Collection entries
· · · ·
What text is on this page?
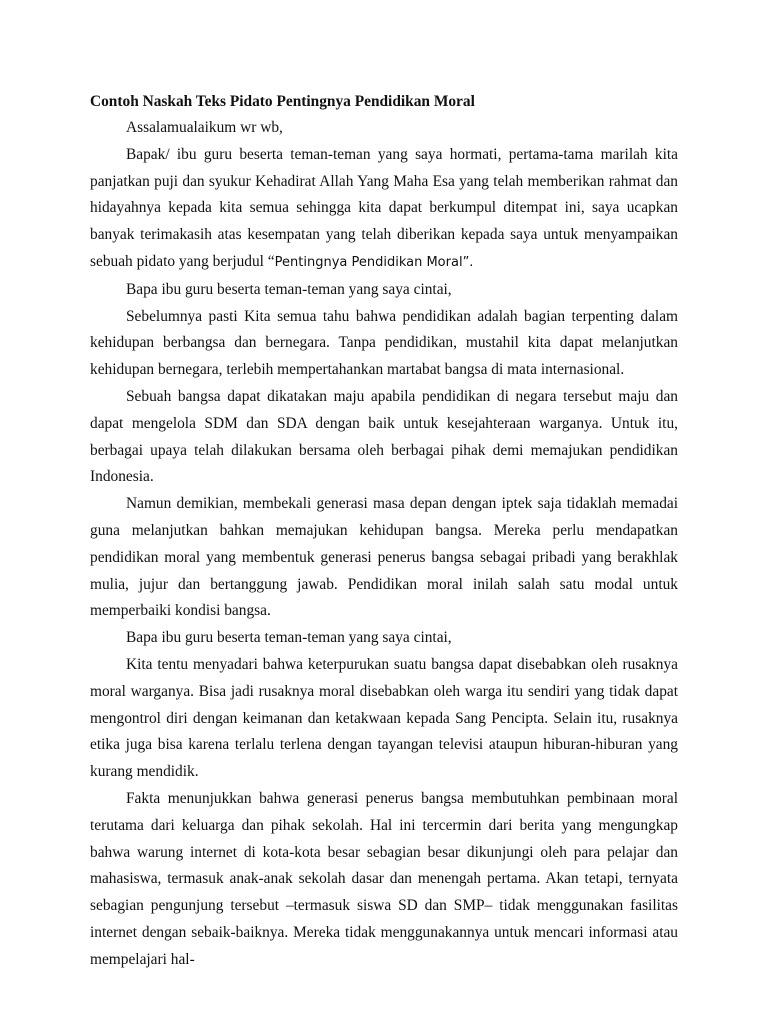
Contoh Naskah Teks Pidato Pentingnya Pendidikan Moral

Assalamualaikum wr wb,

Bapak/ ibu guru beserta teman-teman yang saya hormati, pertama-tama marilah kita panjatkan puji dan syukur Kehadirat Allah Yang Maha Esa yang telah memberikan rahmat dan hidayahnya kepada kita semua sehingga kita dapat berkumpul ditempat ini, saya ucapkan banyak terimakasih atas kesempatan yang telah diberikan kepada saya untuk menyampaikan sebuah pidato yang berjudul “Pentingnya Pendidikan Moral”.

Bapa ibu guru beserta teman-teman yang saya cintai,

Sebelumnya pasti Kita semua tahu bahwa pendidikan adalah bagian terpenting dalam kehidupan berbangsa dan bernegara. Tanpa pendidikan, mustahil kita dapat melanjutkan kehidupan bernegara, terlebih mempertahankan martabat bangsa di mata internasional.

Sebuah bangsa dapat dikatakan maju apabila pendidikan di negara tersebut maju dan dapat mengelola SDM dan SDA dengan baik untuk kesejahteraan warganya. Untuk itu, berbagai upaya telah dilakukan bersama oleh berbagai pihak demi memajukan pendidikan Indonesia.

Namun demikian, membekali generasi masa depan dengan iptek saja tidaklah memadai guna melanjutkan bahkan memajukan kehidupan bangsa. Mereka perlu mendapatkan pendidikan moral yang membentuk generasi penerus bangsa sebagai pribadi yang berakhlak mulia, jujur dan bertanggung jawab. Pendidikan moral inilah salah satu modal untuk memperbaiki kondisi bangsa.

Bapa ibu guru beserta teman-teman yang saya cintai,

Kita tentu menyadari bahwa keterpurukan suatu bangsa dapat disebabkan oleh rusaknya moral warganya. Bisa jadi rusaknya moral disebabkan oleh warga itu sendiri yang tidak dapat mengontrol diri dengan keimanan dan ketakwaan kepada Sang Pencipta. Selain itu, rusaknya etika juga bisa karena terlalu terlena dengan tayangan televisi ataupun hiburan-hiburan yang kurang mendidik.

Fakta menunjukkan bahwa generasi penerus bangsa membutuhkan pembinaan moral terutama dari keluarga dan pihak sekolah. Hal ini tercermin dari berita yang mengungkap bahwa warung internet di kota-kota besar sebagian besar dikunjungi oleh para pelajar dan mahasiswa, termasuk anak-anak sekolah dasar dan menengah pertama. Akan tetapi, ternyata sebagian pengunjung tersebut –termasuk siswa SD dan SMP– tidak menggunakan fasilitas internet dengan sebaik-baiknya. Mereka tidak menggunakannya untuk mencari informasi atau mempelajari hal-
· · · ·
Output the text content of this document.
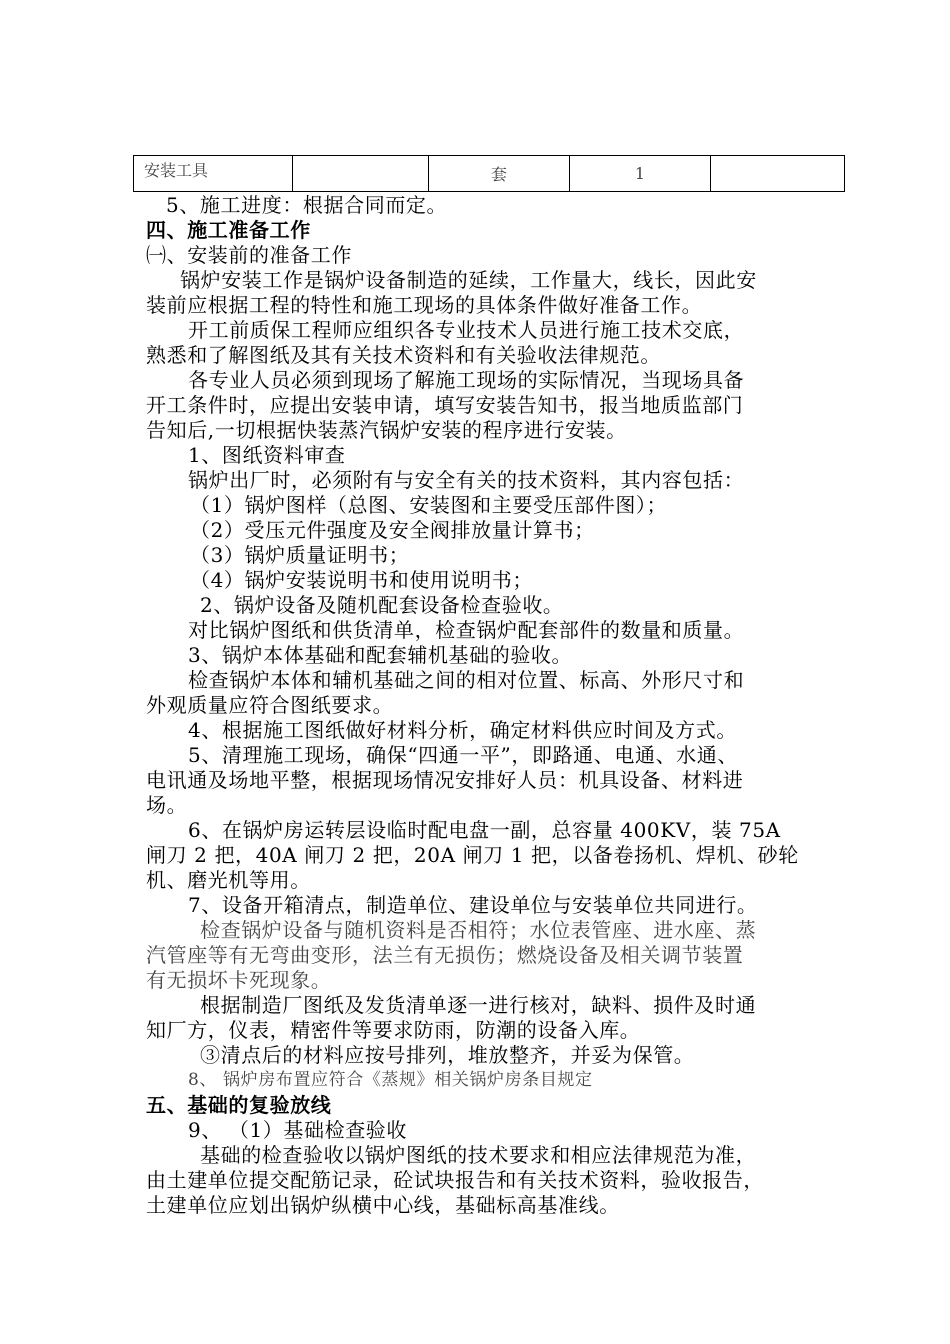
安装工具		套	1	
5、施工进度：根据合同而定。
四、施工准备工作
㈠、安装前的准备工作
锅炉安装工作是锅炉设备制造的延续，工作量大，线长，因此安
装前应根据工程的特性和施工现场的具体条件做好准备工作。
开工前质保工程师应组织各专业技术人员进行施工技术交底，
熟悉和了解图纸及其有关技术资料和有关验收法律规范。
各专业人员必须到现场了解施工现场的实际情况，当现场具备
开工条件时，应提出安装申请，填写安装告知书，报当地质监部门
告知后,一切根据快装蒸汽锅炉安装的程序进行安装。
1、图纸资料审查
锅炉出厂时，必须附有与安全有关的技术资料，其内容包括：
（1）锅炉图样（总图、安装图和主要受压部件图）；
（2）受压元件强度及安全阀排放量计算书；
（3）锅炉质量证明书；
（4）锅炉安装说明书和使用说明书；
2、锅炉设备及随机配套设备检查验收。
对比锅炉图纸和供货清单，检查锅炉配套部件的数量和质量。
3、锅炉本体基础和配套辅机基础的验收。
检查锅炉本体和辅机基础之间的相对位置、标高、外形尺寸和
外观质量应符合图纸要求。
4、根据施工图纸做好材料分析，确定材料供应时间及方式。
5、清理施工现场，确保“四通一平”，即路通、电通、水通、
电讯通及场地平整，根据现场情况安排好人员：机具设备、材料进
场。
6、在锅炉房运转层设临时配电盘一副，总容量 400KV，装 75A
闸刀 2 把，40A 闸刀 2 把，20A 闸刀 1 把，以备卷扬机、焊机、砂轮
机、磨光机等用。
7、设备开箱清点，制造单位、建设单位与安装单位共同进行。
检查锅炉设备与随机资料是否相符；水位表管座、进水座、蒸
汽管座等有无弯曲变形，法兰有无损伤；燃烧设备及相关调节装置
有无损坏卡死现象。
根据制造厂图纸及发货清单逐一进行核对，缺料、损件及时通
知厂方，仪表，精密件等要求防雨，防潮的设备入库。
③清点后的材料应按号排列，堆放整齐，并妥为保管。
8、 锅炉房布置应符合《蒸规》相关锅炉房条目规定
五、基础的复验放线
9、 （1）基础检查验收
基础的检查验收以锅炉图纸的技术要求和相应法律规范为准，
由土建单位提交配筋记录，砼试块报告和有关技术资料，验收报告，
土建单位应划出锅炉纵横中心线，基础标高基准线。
· · · ·
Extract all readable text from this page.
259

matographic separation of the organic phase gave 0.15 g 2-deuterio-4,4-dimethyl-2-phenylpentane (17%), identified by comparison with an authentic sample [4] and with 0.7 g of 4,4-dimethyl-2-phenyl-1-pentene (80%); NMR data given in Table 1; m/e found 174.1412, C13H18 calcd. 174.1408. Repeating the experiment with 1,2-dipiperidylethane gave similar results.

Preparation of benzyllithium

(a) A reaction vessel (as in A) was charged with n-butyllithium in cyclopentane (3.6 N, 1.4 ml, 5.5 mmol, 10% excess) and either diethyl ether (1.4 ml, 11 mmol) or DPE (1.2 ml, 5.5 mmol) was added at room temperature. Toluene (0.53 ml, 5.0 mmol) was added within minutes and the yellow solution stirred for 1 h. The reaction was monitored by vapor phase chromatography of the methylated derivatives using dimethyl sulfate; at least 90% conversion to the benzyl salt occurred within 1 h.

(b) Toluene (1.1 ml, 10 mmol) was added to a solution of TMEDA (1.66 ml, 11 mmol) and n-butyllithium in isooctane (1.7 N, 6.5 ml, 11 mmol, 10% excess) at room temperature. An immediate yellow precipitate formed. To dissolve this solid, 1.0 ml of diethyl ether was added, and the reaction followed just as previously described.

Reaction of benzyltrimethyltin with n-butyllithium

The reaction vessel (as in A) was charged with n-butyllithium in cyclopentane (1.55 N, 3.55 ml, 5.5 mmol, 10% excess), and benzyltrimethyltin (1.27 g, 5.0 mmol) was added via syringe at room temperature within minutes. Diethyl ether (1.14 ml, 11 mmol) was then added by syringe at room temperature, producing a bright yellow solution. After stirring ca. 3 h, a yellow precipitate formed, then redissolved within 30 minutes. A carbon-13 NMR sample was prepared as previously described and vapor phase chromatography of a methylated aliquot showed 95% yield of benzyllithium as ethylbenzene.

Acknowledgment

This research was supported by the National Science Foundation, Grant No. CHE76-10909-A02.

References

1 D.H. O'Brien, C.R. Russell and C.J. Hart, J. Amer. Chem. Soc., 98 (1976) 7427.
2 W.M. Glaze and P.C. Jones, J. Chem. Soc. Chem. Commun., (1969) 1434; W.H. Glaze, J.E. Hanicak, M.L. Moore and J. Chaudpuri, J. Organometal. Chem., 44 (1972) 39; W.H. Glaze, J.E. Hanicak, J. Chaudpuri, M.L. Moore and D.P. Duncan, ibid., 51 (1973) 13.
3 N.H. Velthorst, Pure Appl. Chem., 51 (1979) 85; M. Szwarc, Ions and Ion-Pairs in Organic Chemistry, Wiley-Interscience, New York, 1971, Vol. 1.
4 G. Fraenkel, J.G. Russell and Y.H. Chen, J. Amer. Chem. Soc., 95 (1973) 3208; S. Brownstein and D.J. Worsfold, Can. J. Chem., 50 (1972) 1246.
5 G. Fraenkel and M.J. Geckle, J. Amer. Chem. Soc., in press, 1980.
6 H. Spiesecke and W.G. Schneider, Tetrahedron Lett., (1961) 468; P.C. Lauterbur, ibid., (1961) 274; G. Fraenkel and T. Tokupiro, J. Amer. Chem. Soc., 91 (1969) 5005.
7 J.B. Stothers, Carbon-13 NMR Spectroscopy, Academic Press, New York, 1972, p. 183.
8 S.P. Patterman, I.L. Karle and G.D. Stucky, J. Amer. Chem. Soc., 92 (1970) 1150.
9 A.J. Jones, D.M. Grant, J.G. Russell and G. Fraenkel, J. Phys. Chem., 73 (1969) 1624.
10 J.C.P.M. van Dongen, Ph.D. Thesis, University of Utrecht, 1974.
· · · ·
EXERCISE => Which lines hold the string "formed"? List them all.

OUTPUT OF THE TASK =>
(b) Toluene (1.1 ml, 10 mmol) was added to a solution of TMEDA (1.66 ml, 11 mmol) and n-butyllithium in isooctane (1.7 N, 6.5 ml, 11 mmol, 10% excess) at room temperature. An immediate yellow precipitate formed. To dissolve this solid, 1.0 ml of diethyl ether was added, and the reaction followed just as previously described.
The reaction vessel (as in A) was charged with n-butyllithium in cyclopentane (1.55 N, 3.55 ml, 5.5 mmol, 10% excess), and benzyltrimethyltin (1.27 g, 5.0 mmol) was added via syringe at room temperature within minutes. Diethyl ether (1.14 ml, 11 mmol) was then added by syringe at room temperature, producing a bright yellow solution. After stirring ca. 3 h, a yellow precipitate formed, then redissolved within 30 minutes. A carbon-13 NMR sample was prepared as previously described and vapor phase chromatography of a methylated aliquot showed 95% yield of benzyllithium as ethylbenzene.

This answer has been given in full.